Copy the data word for word, keeping every line.

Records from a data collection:
○ ○ ○ ○ ○

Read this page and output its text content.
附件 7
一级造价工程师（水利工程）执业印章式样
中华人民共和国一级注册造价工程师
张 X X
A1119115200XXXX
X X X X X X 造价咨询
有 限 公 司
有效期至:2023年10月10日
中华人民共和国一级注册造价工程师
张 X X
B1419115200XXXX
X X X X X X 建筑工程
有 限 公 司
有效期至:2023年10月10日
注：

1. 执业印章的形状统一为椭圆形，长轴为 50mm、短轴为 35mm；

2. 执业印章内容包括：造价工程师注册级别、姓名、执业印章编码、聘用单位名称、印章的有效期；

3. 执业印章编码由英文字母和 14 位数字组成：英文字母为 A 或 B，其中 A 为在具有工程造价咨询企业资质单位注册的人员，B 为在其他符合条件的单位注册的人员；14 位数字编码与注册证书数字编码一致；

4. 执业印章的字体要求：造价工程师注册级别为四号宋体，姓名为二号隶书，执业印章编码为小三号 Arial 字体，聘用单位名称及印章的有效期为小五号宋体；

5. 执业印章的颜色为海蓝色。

○ ○ ○ ○ ○

Exercise output:
Read this page and output its text content.
附件 7
一级造价工程师（水利工程）执业印章式样
中华人民共和国一级注册造价工程师
张 X X
A1119115200XXXX
X X X X X X 造价咨询
有 限 公 司
有效期至:2023年10月10日
中华人民共和国一级注册造价工程师
张 X X
B1419115200XXXX
X X X X X X 建筑工程
有 限 公 司
有效期至:2023年10月10日
注：

1. 执业印章的形状统一为椭圆形，长轴为 50mm、短轴为 35mm；

2. 执业印章内容包括：造价工程师注册级别、姓名、执业印章编码、聘用单位名称、印章的有效期；

3. 执业印章编码由英文字母和 14 位数字组成：英文字母为 A 或 B，其中 A 为在具有工程造价咨询企业资质单位注册的人员，B 为在其他符合条件的单位注册的人员；14 位数字编码与注册证书数字编码一致；

4. 执业印章的字体要求：造价工程师注册级别为四号宋体，姓名为二号隶书，执业印章编码为小三号 Arial 字体，聘用单位名称及印章的有效期为小五号宋体；

5. 执业印章的颜色为海蓝色。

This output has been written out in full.